"""
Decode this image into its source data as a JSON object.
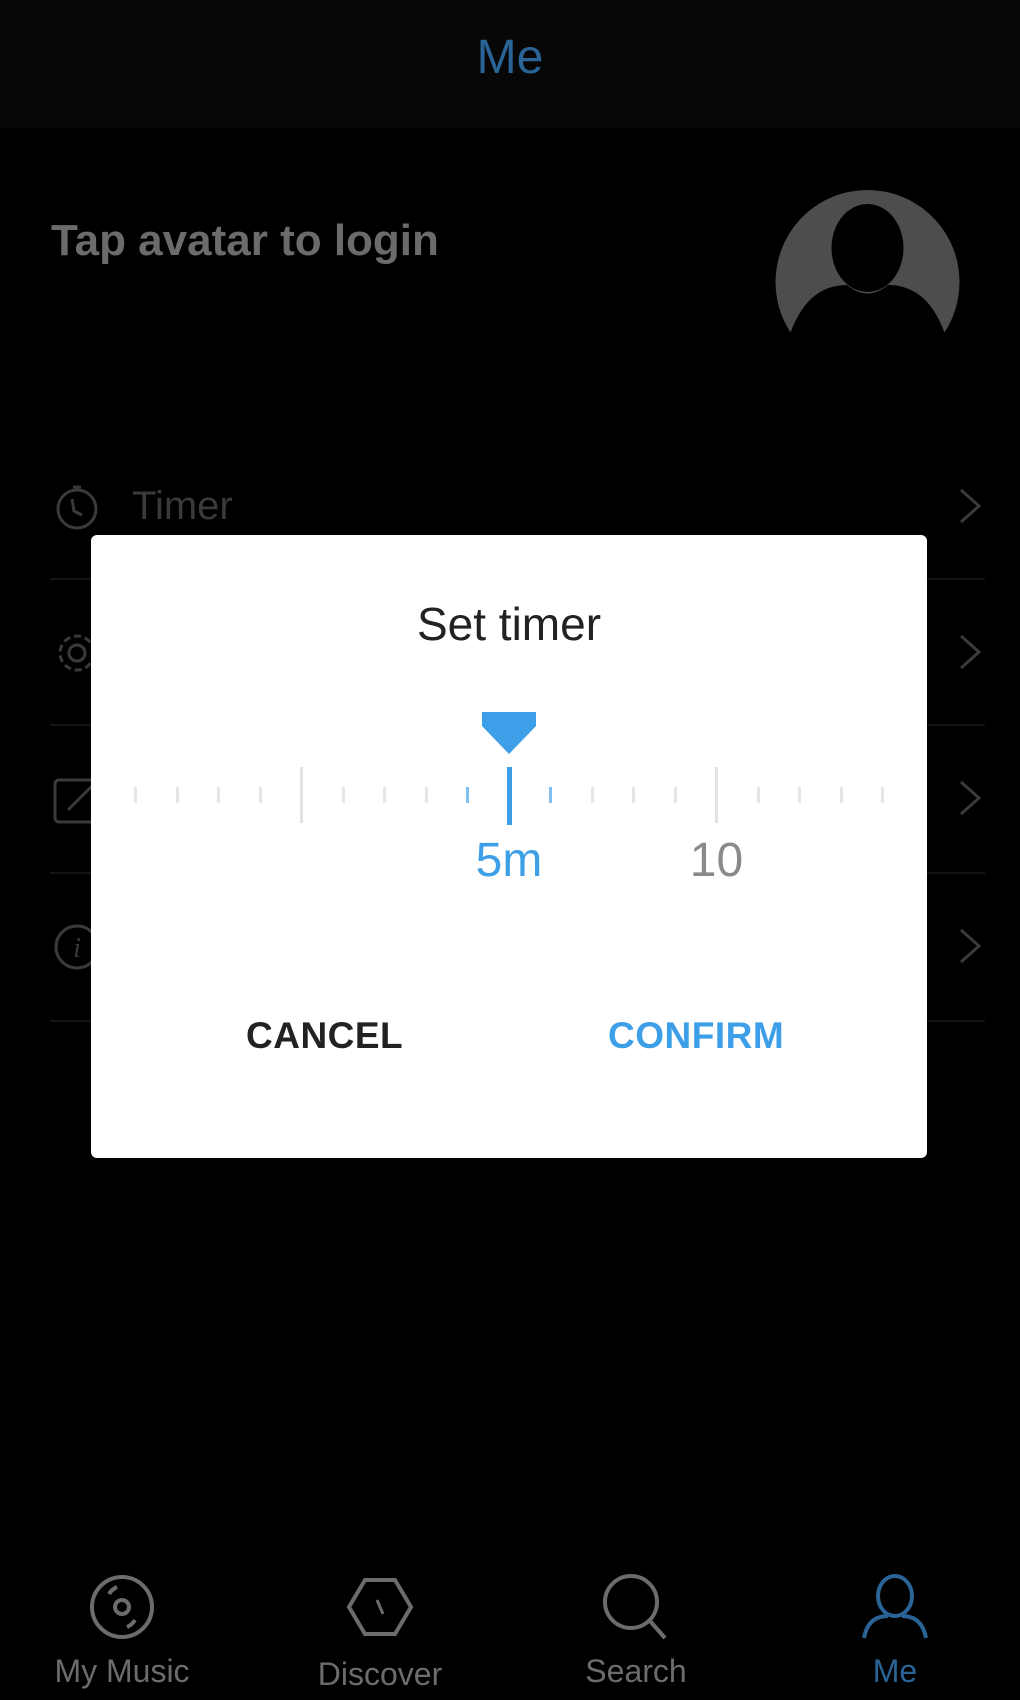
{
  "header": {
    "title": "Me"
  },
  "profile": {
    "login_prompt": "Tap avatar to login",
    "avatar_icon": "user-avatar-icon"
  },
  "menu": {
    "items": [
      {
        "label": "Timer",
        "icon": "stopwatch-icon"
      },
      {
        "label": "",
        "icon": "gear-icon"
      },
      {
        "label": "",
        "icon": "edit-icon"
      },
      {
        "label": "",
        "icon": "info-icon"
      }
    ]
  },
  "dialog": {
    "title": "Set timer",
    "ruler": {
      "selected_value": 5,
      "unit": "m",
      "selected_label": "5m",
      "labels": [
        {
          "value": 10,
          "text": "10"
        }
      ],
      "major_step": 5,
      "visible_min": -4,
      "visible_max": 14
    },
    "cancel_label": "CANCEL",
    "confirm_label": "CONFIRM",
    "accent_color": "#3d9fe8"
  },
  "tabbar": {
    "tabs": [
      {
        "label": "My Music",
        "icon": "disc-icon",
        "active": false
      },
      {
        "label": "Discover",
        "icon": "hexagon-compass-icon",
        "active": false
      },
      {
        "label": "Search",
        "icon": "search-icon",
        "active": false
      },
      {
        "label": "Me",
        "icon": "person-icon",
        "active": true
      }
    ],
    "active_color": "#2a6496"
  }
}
"""
**Instruction:**
Select all lines in the listing above where the word "avatar" appears, and show them.

**Output:**
    "login_prompt": "Tap avatar to login",
    "avatar_icon": "user-avatar-icon"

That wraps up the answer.